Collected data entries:
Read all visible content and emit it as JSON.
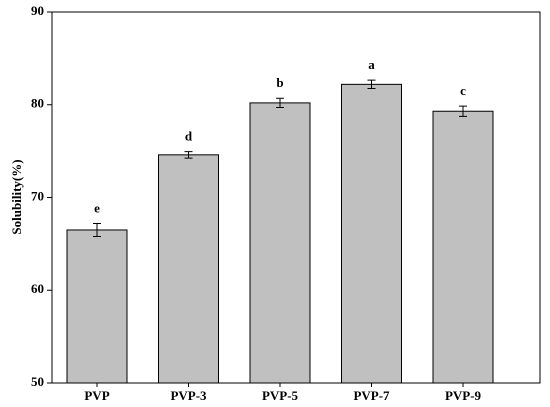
{
  "chart_data": {
    "type": "bar",
    "y_label": "Solubility(%)",
    "categories": [
      "PVP",
      "PVP-3",
      "PVP-5",
      "PVP-7",
      "PVP-9"
    ],
    "values": [
      66.5,
      74.6,
      80.2,
      82.2,
      79.3
    ],
    "errors": [
      0.7,
      0.35,
      0.5,
      0.45,
      0.55
    ],
    "annotations": [
      "e",
      "d",
      "b",
      "a",
      "c"
    ],
    "color": "#c0c0c0",
    "ylim": [
      50,
      90
    ],
    "yticks": [
      50,
      60,
      70,
      80,
      90
    ]
  }
}
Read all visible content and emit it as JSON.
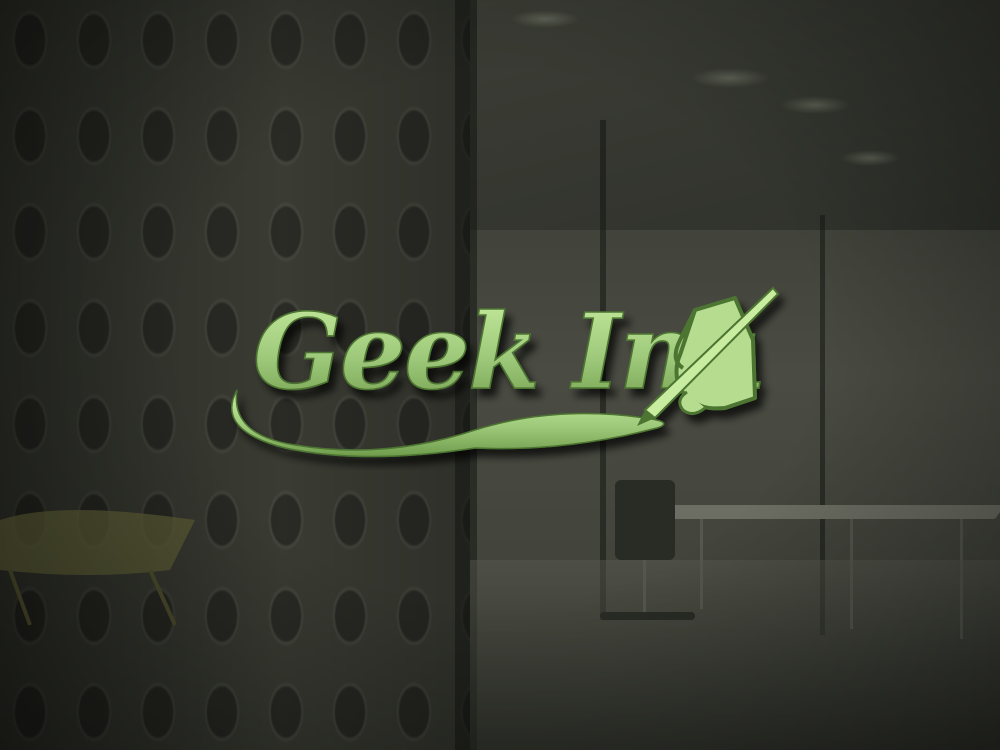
{
  "logo": {
    "text": "Geek Ink",
    "colors": {
      "face": "#9ec97a",
      "highlight": "#c8eda0",
      "shadow": "#1c2a12",
      "edge": "#5f8a3e"
    },
    "icon": "hand-writing-with-pen-icon"
  },
  "scene": {
    "background": "glass-office-wall",
    "colors": {
      "wall": "#3d3f36",
      "room": "#4a4c43"
    }
  }
}
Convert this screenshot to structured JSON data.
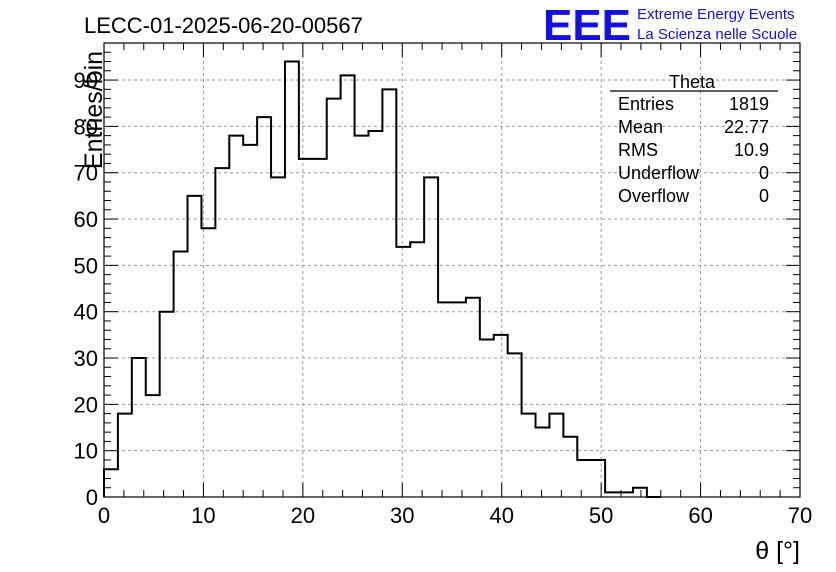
{
  "header": {
    "run_title": "LECC-01-2025-06-20-00567",
    "logo_mark": "EEE",
    "logo_line1": "Extreme Energy Events",
    "logo_line2": "La Scienza nelle Scuole",
    "logo_color": "#1010e6"
  },
  "stats_box": {
    "title": "Theta",
    "rows": [
      {
        "label": "Entries",
        "value": "1819"
      },
      {
        "label": "Mean",
        "value": "22.77"
      },
      {
        "label": "RMS",
        "value": "10.9"
      },
      {
        "label": "Underflow",
        "value": "0"
      },
      {
        "label": "Overflow",
        "value": "0"
      }
    ]
  },
  "chart_data": {
    "type": "histogram",
    "title": "LECC-01-2025-06-20-00567",
    "xlabel": "θ [°]",
    "ylabel": "Entries/bin",
    "xlim": [
      0,
      70
    ],
    "ylim": [
      0,
      98
    ],
    "x_ticks": [
      0,
      10,
      20,
      30,
      40,
      50,
      60,
      70
    ],
    "y_ticks": [
      0,
      10,
      20,
      30,
      40,
      50,
      60,
      70,
      80,
      90
    ],
    "grid": true,
    "bin_edges_start": 0,
    "bin_width": 1.4,
    "values": [
      6,
      18,
      30,
      22,
      40,
      53,
      65,
      58,
      71,
      78,
      76,
      82,
      69,
      94,
      73,
      73,
      86,
      91,
      78,
      79,
      88,
      54,
      55,
      69,
      42,
      42,
      43,
      34,
      35,
      31,
      18,
      15,
      18,
      13,
      8,
      8,
      1,
      1,
      2,
      0
    ],
    "line_color": "#000000",
    "grid_color": "#9a9a9a"
  }
}
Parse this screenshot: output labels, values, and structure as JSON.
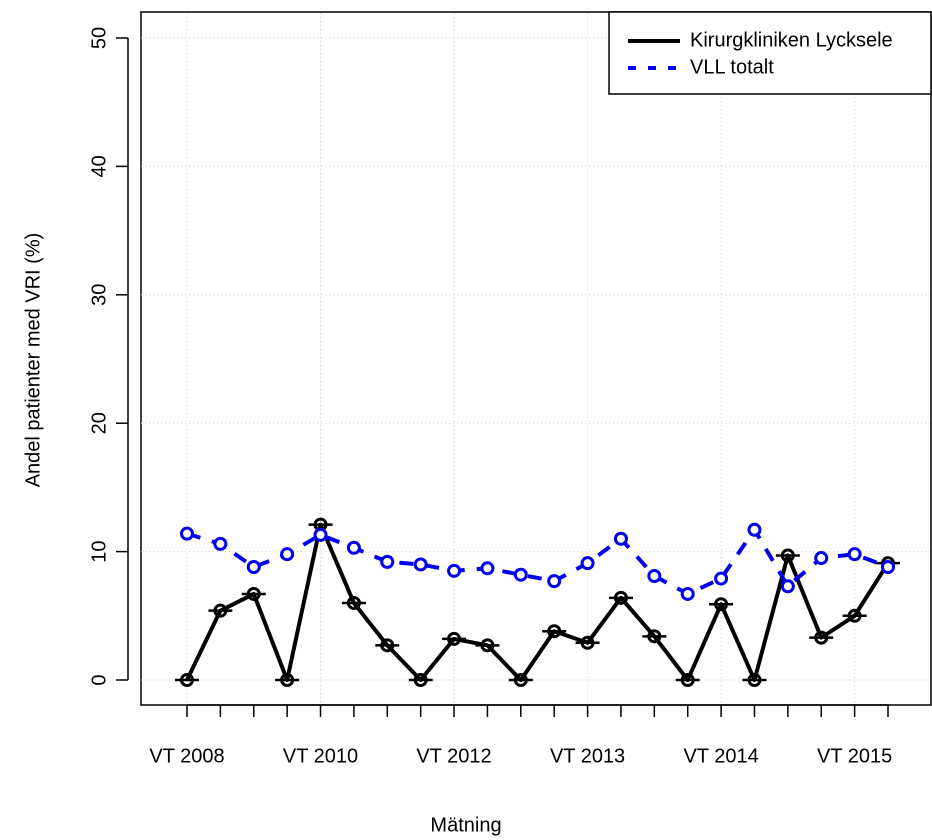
{
  "chart_data": {
    "type": "line",
    "x_label": "Mätning",
    "y_label": "Andel patienter med VRI (%)",
    "categories": [
      "VT 2008",
      null,
      null,
      null,
      "VT 2010",
      null,
      null,
      null,
      "VT 2012",
      null,
      null,
      null,
      "VT 2013",
      null,
      null,
      null,
      "VT 2014",
      null,
      null,
      null,
      "VT 2015",
      null
    ],
    "series": [
      {
        "name": "Kirurgkliniken Lycksele",
        "color": "#000000",
        "values": [
          0,
          5.4,
          6.7,
          0,
          12.1,
          6.0,
          2.7,
          0,
          3.2,
          2.7,
          0,
          3.8,
          2.9,
          6.4,
          3.4,
          0,
          5.9,
          0,
          9.7,
          3.3,
          5.0,
          9.1
        ]
      },
      {
        "name": "VLL totalt",
        "color": "#0000ee",
        "values": [
          11.4,
          10.6,
          8.8,
          9.8,
          11.3,
          10.3,
          9.2,
          9.0,
          8.5,
          8.7,
          8.2,
          7.7,
          9.1,
          11.0,
          8.1,
          6.7,
          7.9,
          11.7,
          7.3,
          9.5,
          9.8,
          8.8
        ]
      }
    ],
    "ylim": [
      0,
      50
    ],
    "yticks": [
      0,
      10,
      20,
      30,
      40,
      50
    ],
    "grid": true,
    "legend": "topright"
  }
}
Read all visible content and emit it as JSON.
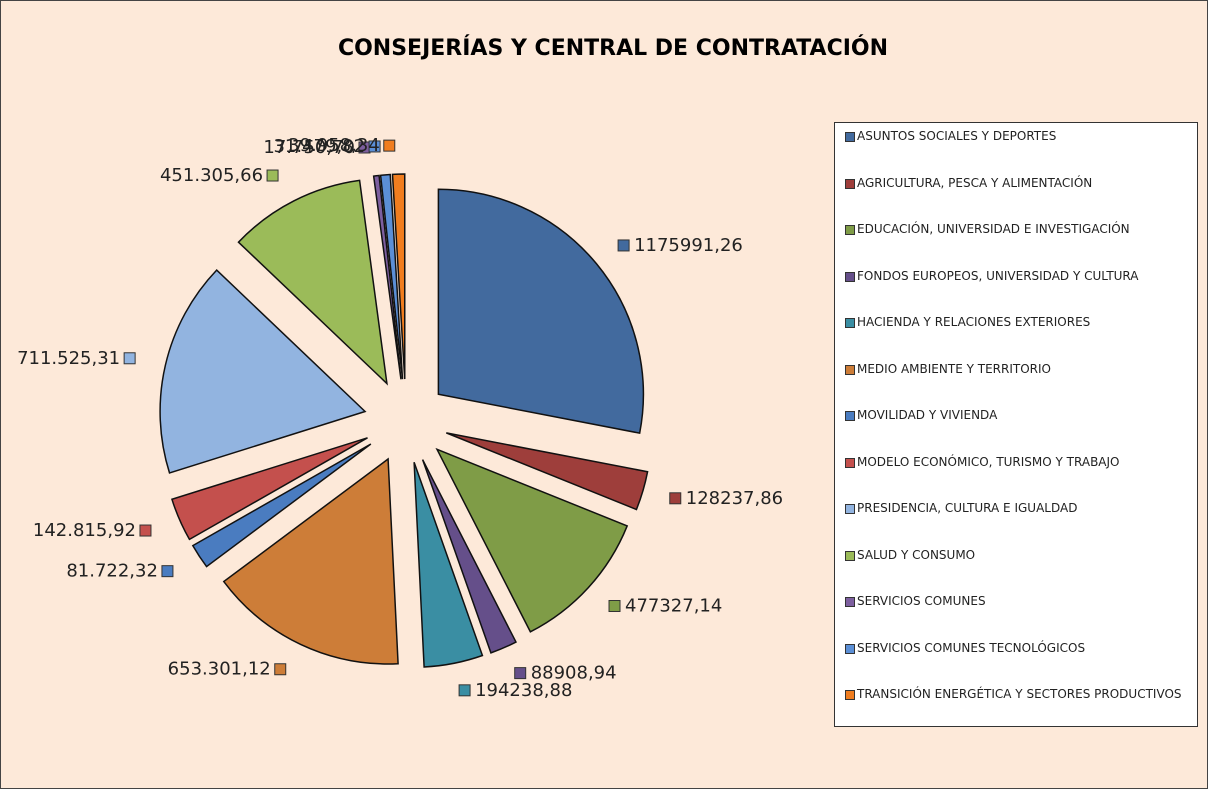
{
  "chart_data": {
    "type": "pie",
    "title": "CONSEJERÍAS Y CENTRAL DE CONTRATACIÓN",
    "categories": [
      "ASUNTOS SOCIALES Y DEPORTES",
      "AGRICULTURA, PESCA Y ALIMENTACIÓN",
      "EDUCACIÓN, UNIVERSIDAD E INVESTIGACIÓN",
      "FONDOS EUROPEOS, UNIVERSIDAD Y CULTURA",
      "HACIENDA Y RELACIONES EXTERIORES",
      "MEDIO AMBIENTE Y TERRITORIO",
      "MOVILIDAD Y VIVIENDA",
      "MODELO ECONÓMICO, TURISMO Y TRABAJO",
      "PRESIDENCIA, CULTURA E IGUALDAD",
      "SALUD Y CONSUMO",
      "SERVICIOS COMUNES",
      "SERVICIOS COMUNES TECNOLÓGICOS",
      "TRANSICIÓN ENERGÉTICA Y SECTORES PRODUCTIVOS"
    ],
    "values": [
      1175991.26,
      128237.86,
      477327.14,
      88908.94,
      194238.88,
      653301.12,
      81722.32,
      142815.92,
      711525.31,
      451305.66,
      17750.7,
      31479.82,
      39958.34
    ],
    "value_labels": [
      "1175991,26",
      "128237,86",
      "477327,14",
      "88908,94",
      "194238,88",
      "653.301,12",
      "81.722,32",
      "142.815,92",
      "711.525,31",
      "451.305,66",
      "17.750,70",
      "31.479,82",
      "39.958,34"
    ],
    "colors": [
      "#426a9e",
      "#9e3e3b",
      "#7f9c47",
      "#654f8a",
      "#3a8ea3",
      "#cd7d38",
      "#4a7cc0",
      "#c4504d",
      "#92b4e0",
      "#9bbb59",
      "#7d5f9f",
      "#5b8fd6",
      "#f07d1f"
    ],
    "legend": "right"
  }
}
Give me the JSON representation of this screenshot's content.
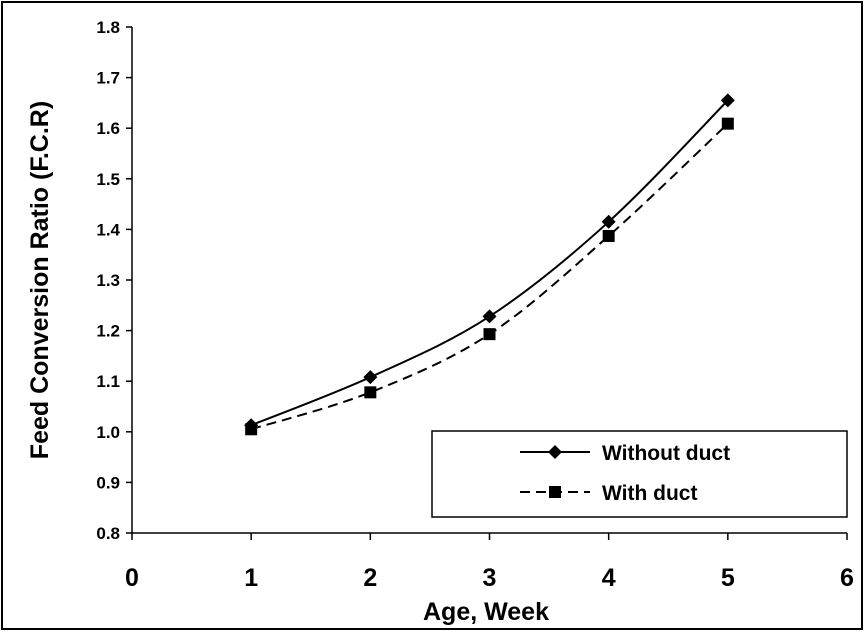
{
  "chart_data": {
    "type": "line",
    "xlabel": "Age, Week",
    "ylabel": "Feed Conversion Ratio (F.C.R)",
    "xlim": [
      0,
      6
    ],
    "ylim": [
      0.8,
      1.8
    ],
    "x_ticks": [
      "0",
      "1",
      "2",
      "3",
      "4",
      "5",
      "6"
    ],
    "y_ticks": [
      "0.8",
      "0.9",
      "1.0",
      "1.1",
      "1.2",
      "1.3",
      "1.4",
      "1.5",
      "1.6",
      "1.7",
      "1.8"
    ],
    "x": [
      1,
      2,
      3,
      4,
      5
    ],
    "grid": false,
    "legend_position": "bottom-right",
    "series": [
      {
        "name": "Without duct",
        "values": [
          1.013,
          1.108,
          1.228,
          1.415,
          1.655
        ],
        "marker": "diamond",
        "line_style": "solid",
        "color": "#000000"
      },
      {
        "name": "With duct",
        "values": [
          1.005,
          1.078,
          1.193,
          1.387,
          1.609
        ],
        "marker": "square",
        "line_style": "dashed",
        "color": "#000000"
      }
    ]
  }
}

▸ **GIVEN EXERCISE**
Transcribe all the lines above exactly, apart from the pictures.

▸ **SOLUTION BELOW**
Read all visible content and emit it as JSON.
{
  "chart_data": {
    "type": "bar",
    "y_label": "Solubility(%)",
    "categories": [
      "PVP",
      "PVP-3",
      "PVP-5",
      "PVP-7",
      "PVP-9"
    ],
    "values": [
      66.5,
      74.6,
      80.2,
      82.2,
      79.3
    ],
    "errors": [
      0.7,
      0.35,
      0.5,
      0.45,
      0.55
    ],
    "annotations": [
      "e",
      "d",
      "b",
      "a",
      "c"
    ],
    "color": "#c0c0c0",
    "ylim": [
      50,
      90
    ],
    "yticks": [
      50,
      60,
      70,
      80,
      90
    ]
  }
}
Read all visible content and emit it as JSON.
{
  "logo": {
    "text": "Geek Ink",
    "colors": {
      "face": "#9ec97a",
      "highlight": "#c8eda0",
      "shadow": "#1c2a12",
      "edge": "#5f8a3e"
    },
    "icon": "hand-writing-with-pen-icon"
  },
  "scene": {
    "background": "glass-office-wall",
    "colors": {
      "wall": "#3d3f36",
      "room": "#4a4c43"
    }
  }
}
Convert this screenshot to structured JSON data.
{
  "header": {
    "run_title": "LECC-01-2025-06-20-00567",
    "logo_mark": "EEE",
    "logo_line1": "Extreme Energy Events",
    "logo_line2": "La Scienza nelle Scuole",
    "logo_color": "#1010e6"
  },
  "stats_box": {
    "title": "Theta",
    "rows": [
      {
        "label": "Entries",
        "value": "1819"
      },
      {
        "label": "Mean",
        "value": "22.77"
      },
      {
        "label": "RMS",
        "value": "10.9"
      },
      {
        "label": "Underflow",
        "value": "0"
      },
      {
        "label": "Overflow",
        "value": "0"
      }
    ]
  },
  "chart_data": {
    "type": "histogram",
    "title": "LECC-01-2025-06-20-00567",
    "xlabel": "θ [°]",
    "ylabel": "Entries/bin",
    "xlim": [
      0,
      70
    ],
    "ylim": [
      0,
      98
    ],
    "x_ticks": [
      0,
      10,
      20,
      30,
      40,
      50,
      60,
      70
    ],
    "y_ticks": [
      0,
      10,
      20,
      30,
      40,
      50,
      60,
      70,
      80,
      90
    ],
    "grid": true,
    "bin_edges_start": 0,
    "bin_width": 1.4,
    "values": [
      6,
      18,
      30,
      22,
      40,
      53,
      65,
      58,
      71,
      78,
      76,
      82,
      69,
      94,
      73,
      73,
      86,
      91,
      78,
      79,
      88,
      54,
      55,
      69,
      42,
      42,
      43,
      34,
      35,
      31,
      18,
      15,
      18,
      13,
      8,
      8,
      1,
      1,
      2,
      0
    ],
    "line_color": "#000000",
    "grid_color": "#9a9a9a"
  }
}
Parse this screenshot: output labels, values, and structure as JSON.
{
  "chart_data": {
    "type": "line",
    "x_label": "Mätning",
    "y_label": "Andel patienter med VRI (%)",
    "categories": [
      "VT 2008",
      null,
      null,
      null,
      "VT 2010",
      null,
      null,
      null,
      "VT 2012",
      null,
      null,
      null,
      "VT 2013",
      null,
      null,
      null,
      "VT 2014",
      null,
      null,
      null,
      "VT 2015",
      null
    ],
    "series": [
      {
        "name": "Kirurgkliniken Lycksele",
        "color": "#000000",
        "values": [
          0,
          5.4,
          6.7,
          0,
          12.1,
          6.0,
          2.7,
          0,
          3.2,
          2.7,
          0,
          3.8,
          2.9,
          6.4,
          3.4,
          0,
          5.9,
          0,
          9.7,
          3.3,
          5.0,
          9.1
        ]
      },
      {
        "name": "VLL totalt",
        "color": "#0000ee",
        "values": [
          11.4,
          10.6,
          8.8,
          9.8,
          11.3,
          10.3,
          9.2,
          9.0,
          8.5,
          8.7,
          8.2,
          7.7,
          9.1,
          11.0,
          8.1,
          6.7,
          7.9,
          11.7,
          7.3,
          9.5,
          9.8,
          8.8
        ]
      }
    ],
    "ylim": [
      0,
      50
    ],
    "yticks": [
      0,
      10,
      20,
      30,
      40,
      50
    ],
    "grid": true,
    "legend": "topright"
  }
}
Read all visible content and emit it as JSON.
{
  "chart_data": {
    "type": "pie",
    "title": "CONSEJERÍAS Y CENTRAL DE CONTRATACIÓN",
    "categories": [
      "ASUNTOS SOCIALES Y DEPORTES",
      "AGRICULTURA, PESCA Y ALIMENTACIÓN",
      "EDUCACIÓN, UNIVERSIDAD E INVESTIGACIÓN",
      "FONDOS EUROPEOS, UNIVERSIDAD Y CULTURA",
      "HACIENDA Y RELACIONES EXTERIORES",
      "MEDIO AMBIENTE Y TERRITORIO",
      "MOVILIDAD Y VIVIENDA",
      "MODELO ECONÓMICO, TURISMO Y TRABAJO",
      "PRESIDENCIA, CULTURA E IGUALDAD",
      "SALUD Y CONSUMO",
      "SERVICIOS COMUNES",
      "SERVICIOS COMUNES TECNOLÓGICOS",
      "TRANSICIÓN ENERGÉTICA Y SECTORES PRODUCTIVOS"
    ],
    "values": [
      1175991.26,
      128237.86,
      477327.14,
      88908.94,
      194238.88,
      653301.12,
      81722.32,
      142815.92,
      711525.31,
      451305.66,
      17750.7,
      31479.82,
      39958.34
    ],
    "value_labels": [
      "1175991,26",
      "128237,86",
      "477327,14",
      "88908,94",
      "194238,88",
      "653.301,12",
      "81.722,32",
      "142.815,92",
      "711.525,31",
      "451.305,66",
      "17.750,70",
      "31.479,82",
      "39.958,34"
    ],
    "colors": [
      "#426a9e",
      "#9e3e3b",
      "#7f9c47",
      "#654f8a",
      "#3a8ea3",
      "#cd7d38",
      "#4a7cc0",
      "#c4504d",
      "#92b4e0",
      "#9bbb59",
      "#7d5f9f",
      "#5b8fd6",
      "#f07d1f"
    ],
    "legend": "right"
  }
}
Give me the JSON representation of this screenshot's content.
{
  "chart_data": {
    "type": "line",
    "xlabel": "Age, Week",
    "ylabel": "Feed Conversion Ratio (F.C.R)",
    "xlim": [
      0,
      6
    ],
    "ylim": [
      0.8,
      1.8
    ],
    "x_ticks": [
      "0",
      "1",
      "2",
      "3",
      "4",
      "5",
      "6"
    ],
    "y_ticks": [
      "0.8",
      "0.9",
      "1.0",
      "1.1",
      "1.2",
      "1.3",
      "1.4",
      "1.5",
      "1.6",
      "1.7",
      "1.8"
    ],
    "x": [
      1,
      2,
      3,
      4,
      5
    ],
    "grid": false,
    "legend_position": "bottom-right",
    "series": [
      {
        "name": "Without duct",
        "values": [
          1.013,
          1.108,
          1.228,
          1.415,
          1.655
        ],
        "marker": "diamond",
        "line_style": "solid",
        "color": "#000000"
      },
      {
        "name": "With duct",
        "values": [
          1.005,
          1.078,
          1.193,
          1.387,
          1.609
        ],
        "marker": "square",
        "line_style": "dashed",
        "color": "#000000"
      }
    ]
  }
}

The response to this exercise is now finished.